Copy the data below exactly. Any pictures in it should be omitted.

[DATA TO EXAMINE Boundary: Start]

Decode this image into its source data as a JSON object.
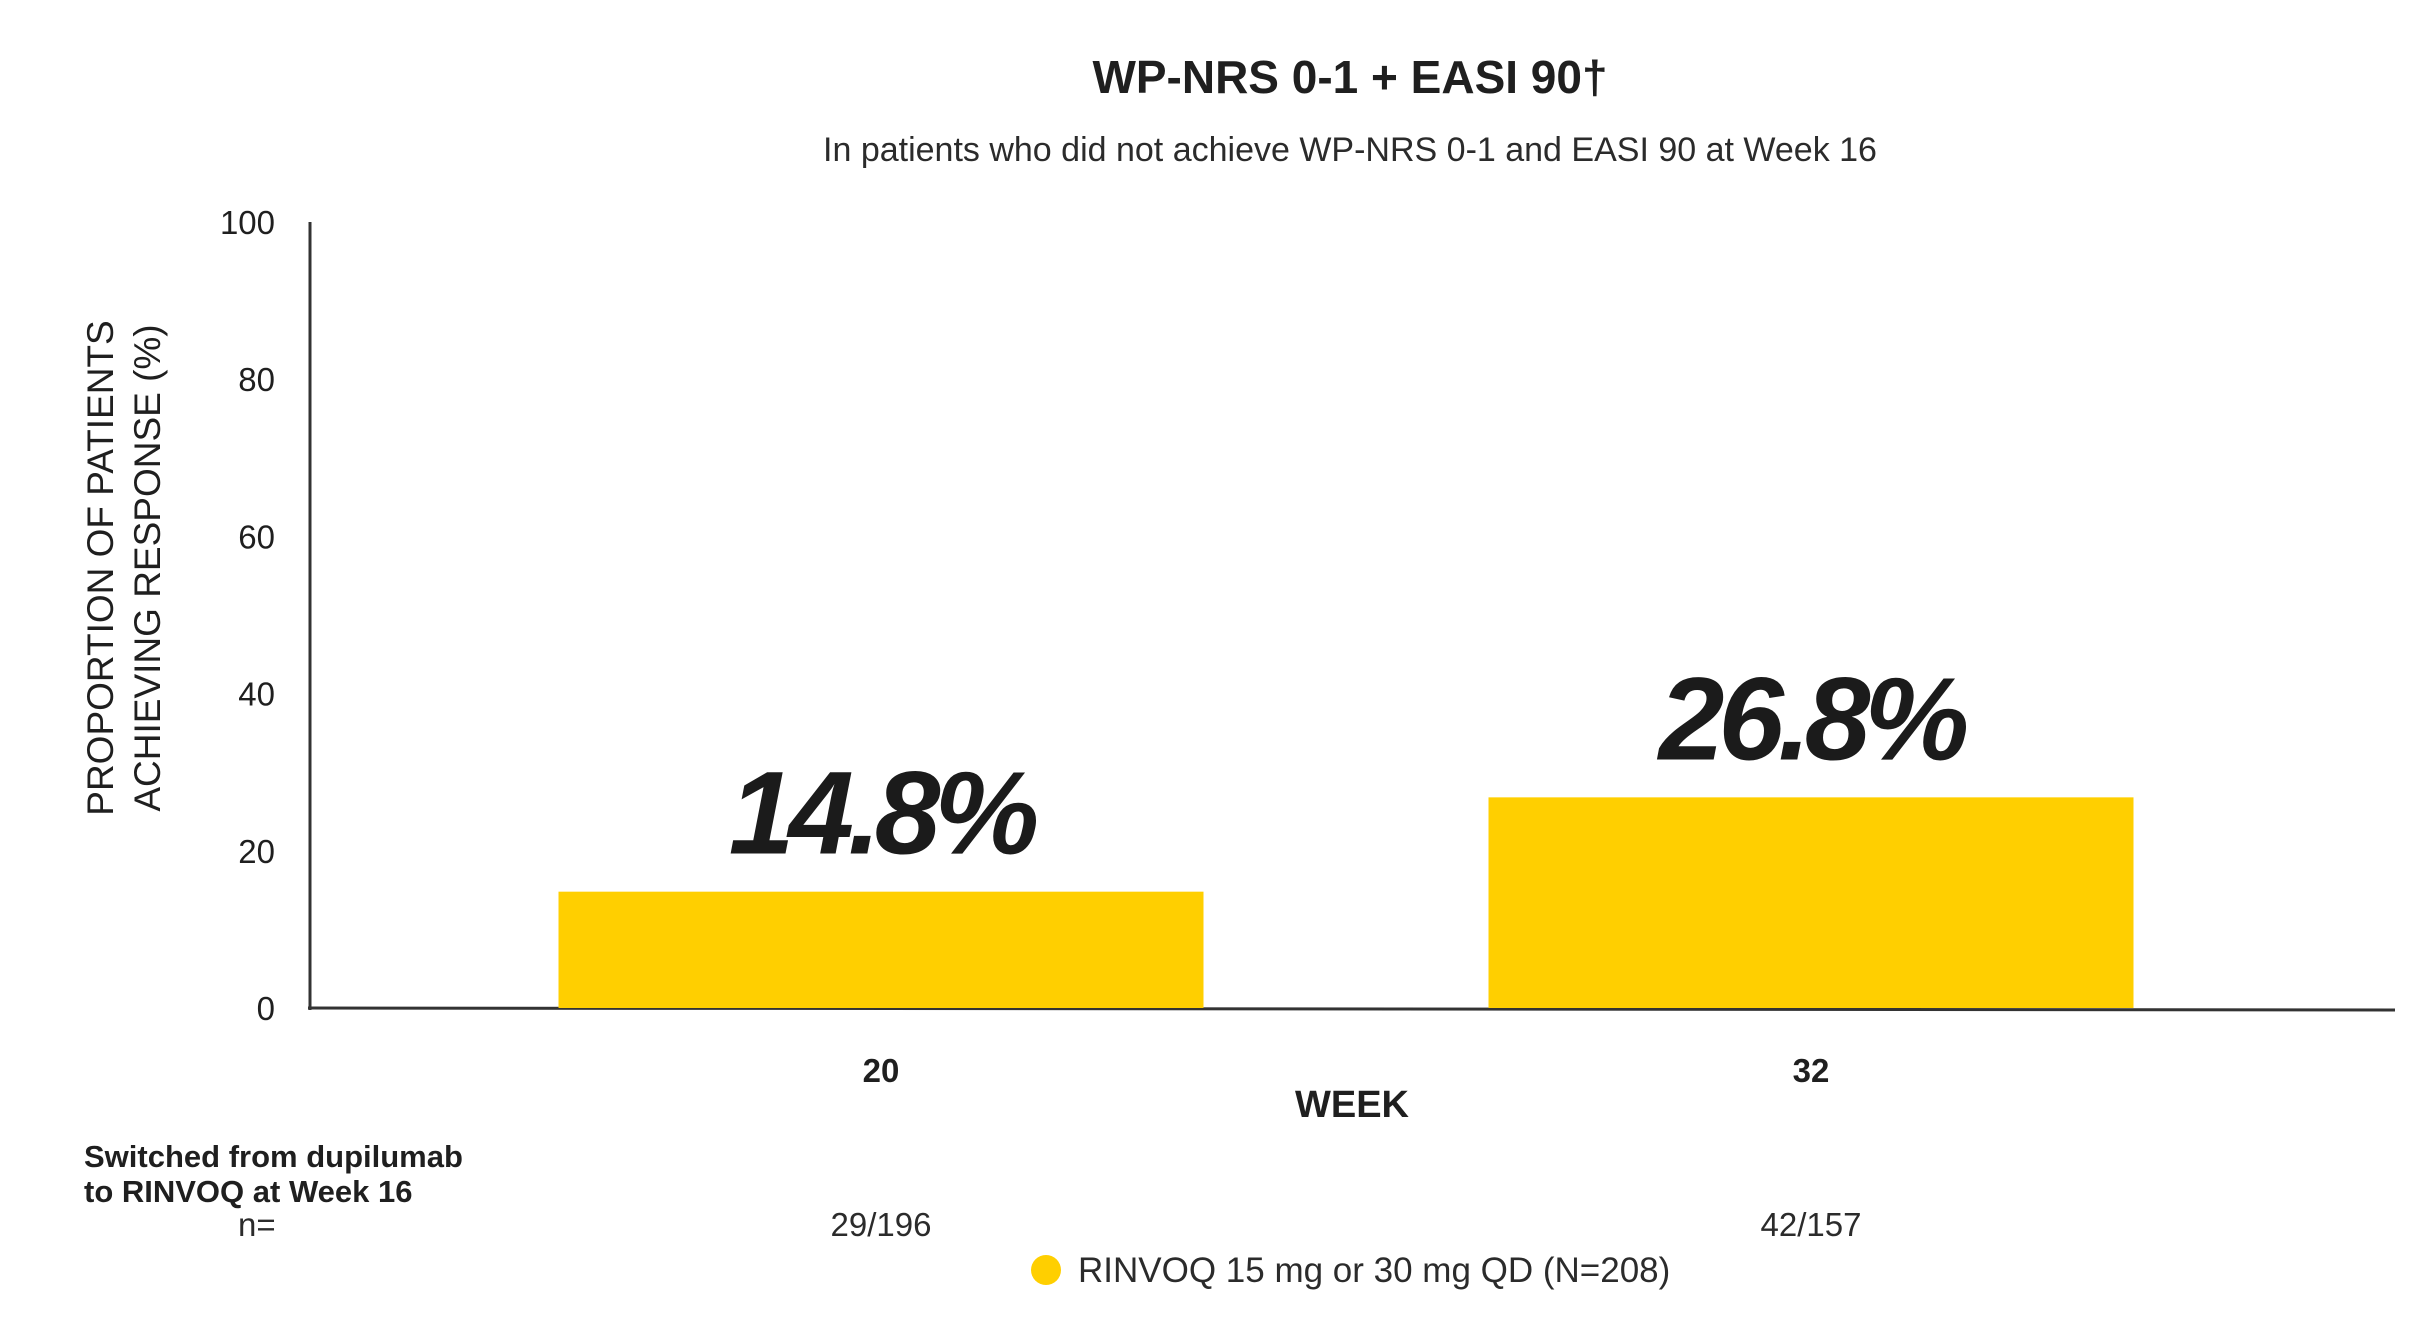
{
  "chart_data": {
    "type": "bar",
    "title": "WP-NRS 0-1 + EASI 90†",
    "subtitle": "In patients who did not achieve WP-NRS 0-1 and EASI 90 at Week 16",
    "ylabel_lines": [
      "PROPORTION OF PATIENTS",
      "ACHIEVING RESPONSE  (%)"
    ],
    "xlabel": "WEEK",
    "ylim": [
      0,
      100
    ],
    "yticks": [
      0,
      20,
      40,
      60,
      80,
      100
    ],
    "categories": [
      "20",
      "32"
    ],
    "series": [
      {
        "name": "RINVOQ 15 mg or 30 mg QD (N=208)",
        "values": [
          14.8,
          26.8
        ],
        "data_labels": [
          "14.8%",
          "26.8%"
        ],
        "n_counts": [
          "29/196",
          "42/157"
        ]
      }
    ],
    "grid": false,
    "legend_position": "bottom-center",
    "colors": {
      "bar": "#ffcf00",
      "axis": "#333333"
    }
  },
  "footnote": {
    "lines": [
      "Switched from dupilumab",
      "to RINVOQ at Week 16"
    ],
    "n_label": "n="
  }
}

[DATA TO EXAMINE Boundary: End]

:: EXERCISE OUTPUT ::
Decode this image into its source data as a JSON object.
{
  "chart_data": {
    "type": "bar",
    "title": "WP-NRS 0-1 + EASI 90†",
    "subtitle": "In patients who did not achieve WP-NRS 0-1 and EASI 90 at Week 16",
    "ylabel_lines": [
      "PROPORTION OF PATIENTS",
      "ACHIEVING RESPONSE  (%)"
    ],
    "xlabel": "WEEK",
    "ylim": [
      0,
      100
    ],
    "yticks": [
      0,
      20,
      40,
      60,
      80,
      100
    ],
    "categories": [
      "20",
      "32"
    ],
    "series": [
      {
        "name": "RINVOQ 15 mg or 30 mg QD (N=208)",
        "values": [
          14.8,
          26.8
        ],
        "data_labels": [
          "14.8%",
          "26.8%"
        ],
        "n_counts": [
          "29/196",
          "42/157"
        ]
      }
    ],
    "grid": false,
    "legend_position": "bottom-center",
    "colors": {
      "bar": "#ffcf00",
      "axis": "#333333"
    }
  },
  "footnote": {
    "lines": [
      "Switched from dupilumab",
      "to RINVOQ at Week 16"
    ],
    "n_label": "n="
  }
}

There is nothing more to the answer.